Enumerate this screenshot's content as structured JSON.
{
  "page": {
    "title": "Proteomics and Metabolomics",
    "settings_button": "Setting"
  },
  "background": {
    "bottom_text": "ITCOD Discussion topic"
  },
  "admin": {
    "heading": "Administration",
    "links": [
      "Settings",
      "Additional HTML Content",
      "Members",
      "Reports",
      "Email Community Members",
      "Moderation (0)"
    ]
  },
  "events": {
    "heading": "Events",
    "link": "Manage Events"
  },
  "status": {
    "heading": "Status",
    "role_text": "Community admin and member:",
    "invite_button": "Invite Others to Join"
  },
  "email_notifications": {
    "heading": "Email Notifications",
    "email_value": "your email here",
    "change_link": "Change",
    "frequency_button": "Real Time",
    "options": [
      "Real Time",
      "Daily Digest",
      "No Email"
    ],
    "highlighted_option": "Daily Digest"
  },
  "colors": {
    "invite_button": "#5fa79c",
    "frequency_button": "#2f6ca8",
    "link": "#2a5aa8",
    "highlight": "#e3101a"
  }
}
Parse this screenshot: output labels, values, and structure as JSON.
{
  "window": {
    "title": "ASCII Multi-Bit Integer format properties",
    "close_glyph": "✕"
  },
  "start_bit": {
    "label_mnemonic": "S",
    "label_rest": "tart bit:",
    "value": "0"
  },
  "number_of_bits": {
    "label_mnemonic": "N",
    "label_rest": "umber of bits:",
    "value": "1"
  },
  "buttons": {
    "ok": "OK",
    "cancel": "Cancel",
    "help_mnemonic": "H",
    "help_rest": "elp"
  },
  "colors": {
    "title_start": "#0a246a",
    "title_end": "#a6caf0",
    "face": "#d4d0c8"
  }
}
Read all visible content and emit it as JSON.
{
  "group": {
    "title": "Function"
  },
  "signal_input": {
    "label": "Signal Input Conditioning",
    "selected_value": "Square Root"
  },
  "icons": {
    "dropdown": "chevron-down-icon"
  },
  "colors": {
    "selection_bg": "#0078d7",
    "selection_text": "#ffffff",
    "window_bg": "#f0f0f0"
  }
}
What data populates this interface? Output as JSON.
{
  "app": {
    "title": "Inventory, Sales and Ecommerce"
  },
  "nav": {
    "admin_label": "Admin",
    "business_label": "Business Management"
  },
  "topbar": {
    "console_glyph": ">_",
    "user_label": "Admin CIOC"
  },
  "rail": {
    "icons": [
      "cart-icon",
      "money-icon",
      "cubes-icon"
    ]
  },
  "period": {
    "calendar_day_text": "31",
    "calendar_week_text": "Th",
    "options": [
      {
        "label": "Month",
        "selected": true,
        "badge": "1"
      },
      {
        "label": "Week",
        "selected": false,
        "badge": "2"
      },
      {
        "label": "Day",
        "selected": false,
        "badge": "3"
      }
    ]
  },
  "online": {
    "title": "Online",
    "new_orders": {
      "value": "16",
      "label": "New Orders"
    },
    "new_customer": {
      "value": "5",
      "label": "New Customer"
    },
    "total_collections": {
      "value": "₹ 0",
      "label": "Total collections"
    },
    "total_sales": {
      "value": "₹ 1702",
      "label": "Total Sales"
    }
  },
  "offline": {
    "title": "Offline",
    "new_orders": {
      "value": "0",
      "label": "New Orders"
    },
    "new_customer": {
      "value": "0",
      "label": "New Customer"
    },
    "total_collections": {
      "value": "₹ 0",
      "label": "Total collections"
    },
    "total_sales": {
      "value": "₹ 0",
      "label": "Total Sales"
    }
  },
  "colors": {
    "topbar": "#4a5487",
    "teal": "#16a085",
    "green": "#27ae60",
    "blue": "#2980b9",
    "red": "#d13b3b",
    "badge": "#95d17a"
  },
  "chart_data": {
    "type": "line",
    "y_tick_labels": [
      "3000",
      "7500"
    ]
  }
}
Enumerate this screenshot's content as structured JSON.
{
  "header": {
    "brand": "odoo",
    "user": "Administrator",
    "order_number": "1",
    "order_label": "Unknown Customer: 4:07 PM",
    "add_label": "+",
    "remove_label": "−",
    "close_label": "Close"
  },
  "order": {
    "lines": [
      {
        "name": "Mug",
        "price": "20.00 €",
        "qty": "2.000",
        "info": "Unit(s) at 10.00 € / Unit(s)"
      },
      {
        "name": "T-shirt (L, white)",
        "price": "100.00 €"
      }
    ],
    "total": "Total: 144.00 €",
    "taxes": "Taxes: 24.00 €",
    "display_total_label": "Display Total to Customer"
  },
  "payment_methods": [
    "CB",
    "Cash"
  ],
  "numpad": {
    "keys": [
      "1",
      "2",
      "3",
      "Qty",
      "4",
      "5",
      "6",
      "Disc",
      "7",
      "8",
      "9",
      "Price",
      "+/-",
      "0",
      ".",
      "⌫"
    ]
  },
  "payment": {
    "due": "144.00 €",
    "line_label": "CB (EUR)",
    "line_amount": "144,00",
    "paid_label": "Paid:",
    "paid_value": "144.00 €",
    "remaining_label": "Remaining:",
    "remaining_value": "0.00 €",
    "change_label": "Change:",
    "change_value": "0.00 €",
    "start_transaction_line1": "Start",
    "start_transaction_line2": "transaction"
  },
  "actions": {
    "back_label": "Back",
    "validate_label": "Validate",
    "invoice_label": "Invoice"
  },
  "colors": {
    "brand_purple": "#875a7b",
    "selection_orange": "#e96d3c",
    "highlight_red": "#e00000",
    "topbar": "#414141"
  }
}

__The exercise__: Type the whole listing again, unaltered.

__Answer__:
Enumerate this screenshot's content as structured JSON.
{
  "page": {
    "title": "Proteomics and Metabolomics",
    "settings_button": "Setting"
  },
  "background": {
    "bottom_text": "ITCOD Discussion topic"
  },
  "admin": {
    "heading": "Administration",
    "links": [
      "Settings",
      "Additional HTML Content",
      "Members",
      "Reports",
      "Email Community Members",
      "Moderation (0)"
    ]
  },
  "events": {
    "heading": "Events",
    "link": "Manage Events"
  },
  "status": {
    "heading": "Status",
    "role_text": "Community admin and member:",
    "invite_button": "Invite Others to Join"
  },
  "email_notifications": {
    "heading": "Email Notifications",
    "email_value": "your email here",
    "change_link": "Change",
    "frequency_button": "Real Time",
    "options": [
      "Real Time",
      "Daily Digest",
      "No Email"
    ],
    "highlighted_option": "Daily Digest"
  },
  "colors": {
    "invite_button": "#5fa79c",
    "frequency_button": "#2f6ca8",
    "link": "#2a5aa8",
    "highlight": "#e3101a"
  }
}
Parse this screenshot: output labels, values, and structure as JSON.
{
  "window": {
    "title": "ASCII Multi-Bit Integer format properties",
    "close_glyph": "✕"
  },
  "start_bit": {
    "label_mnemonic": "S",
    "label_rest": "tart bit:",
    "value": "0"
  },
  "number_of_bits": {
    "label_mnemonic": "N",
    "label_rest": "umber of bits:",
    "value": "1"
  },
  "buttons": {
    "ok": "OK",
    "cancel": "Cancel",
    "help_mnemonic": "H",
    "help_rest": "elp"
  },
  "colors": {
    "title_start": "#0a246a",
    "title_end": "#a6caf0",
    "face": "#d4d0c8"
  }
}
Read all visible content and emit it as JSON.
{
  "group": {
    "title": "Function"
  },
  "signal_input": {
    "label": "Signal Input Conditioning",
    "selected_value": "Square Root"
  },
  "icons": {
    "dropdown": "chevron-down-icon"
  },
  "colors": {
    "selection_bg": "#0078d7",
    "selection_text": "#ffffff",
    "window_bg": "#f0f0f0"
  }
}
What data populates this interface? Output as JSON.
{
  "app": {
    "title": "Inventory, Sales and Ecommerce"
  },
  "nav": {
    "admin_label": "Admin",
    "business_label": "Business Management"
  },
  "topbar": {
    "console_glyph": ">_",
    "user_label": "Admin CIOC"
  },
  "rail": {
    "icons": [
      "cart-icon",
      "money-icon",
      "cubes-icon"
    ]
  },
  "period": {
    "calendar_day_text": "31",
    "calendar_week_text": "Th",
    "options": [
      {
        "label": "Month",
        "selected": true,
        "badge": "1"
      },
      {
        "label": "Week",
        "selected": false,
        "badge": "2"
      },
      {
        "label": "Day",
        "selected": false,
        "badge": "3"
      }
    ]
  },
  "online": {
    "title": "Online",
    "new_orders": {
      "value": "16",
      "label": "New Orders"
    },
    "new_customer": {
      "value": "5",
      "label": "New Customer"
    },
    "total_collections": {
      "value": "₹ 0",
      "label": "Total collections"
    },
    "total_sales": {
      "value": "₹ 1702",
      "label": "Total Sales"
    }
  },
  "offline": {
    "title": "Offline",
    "new_orders": {
      "value": "0",
      "label": "New Orders"
    },
    "new_customer": {
      "value": "0",
      "label": "New Customer"
    },
    "total_collections": {
      "value": "₹ 0",
      "label": "Total collections"
    },
    "total_sales": {
      "value": "₹ 0",
      "label": "Total Sales"
    }
  },
  "colors": {
    "topbar": "#4a5487",
    "teal": "#16a085",
    "green": "#27ae60",
    "blue": "#2980b9",
    "red": "#d13b3b",
    "badge": "#95d17a"
  },
  "chart_data": {
    "type": "line",
    "y_tick_labels": [
      "3000",
      "7500"
    ]
  }
}
Enumerate this screenshot's content as structured JSON.
{
  "header": {
    "brand": "odoo",
    "user": "Administrator",
    "order_number": "1",
    "order_label": "Unknown Customer: 4:07 PM",
    "add_label": "+",
    "remove_label": "−",
    "close_label": "Close"
  },
  "order": {
    "lines": [
      {
        "name": "Mug",
        "price": "20.00 €",
        "qty": "2.000",
        "info": "Unit(s) at 10.00 € / Unit(s)"
      },
      {
        "name": "T-shirt (L, white)",
        "price": "100.00 €"
      }
    ],
    "total": "Total: 144.00 €",
    "taxes": "Taxes: 24.00 €",
    "display_total_label": "Display Total to Customer"
  },
  "payment_methods": [
    "CB",
    "Cash"
  ],
  "numpad": {
    "keys": [
      "1",
      "2",
      "3",
      "Qty",
      "4",
      "5",
      "6",
      "Disc",
      "7",
      "8",
      "9",
      "Price",
      "+/-",
      "0",
      ".",
      "⌫"
    ]
  },
  "payment": {
    "due": "144.00 €",
    "line_label": "CB (EUR)",
    "line_amount": "144,00",
    "paid_label": "Paid:",
    "paid_value": "144.00 €",
    "remaining_label": "Remaining:",
    "remaining_value": "0.00 €",
    "change_label": "Change:",
    "change_value": "0.00 €",
    "start_transaction_line1": "Start",
    "start_transaction_line2": "transaction"
  },
  "actions": {
    "back_label": "Back",
    "validate_label": "Validate",
    "invoice_label": "Invoice"
  },
  "colors": {
    "brand_purple": "#875a7b",
    "selection_orange": "#e96d3c",
    "highlight_red": "#e00000",
    "topbar": "#414141"
  }
}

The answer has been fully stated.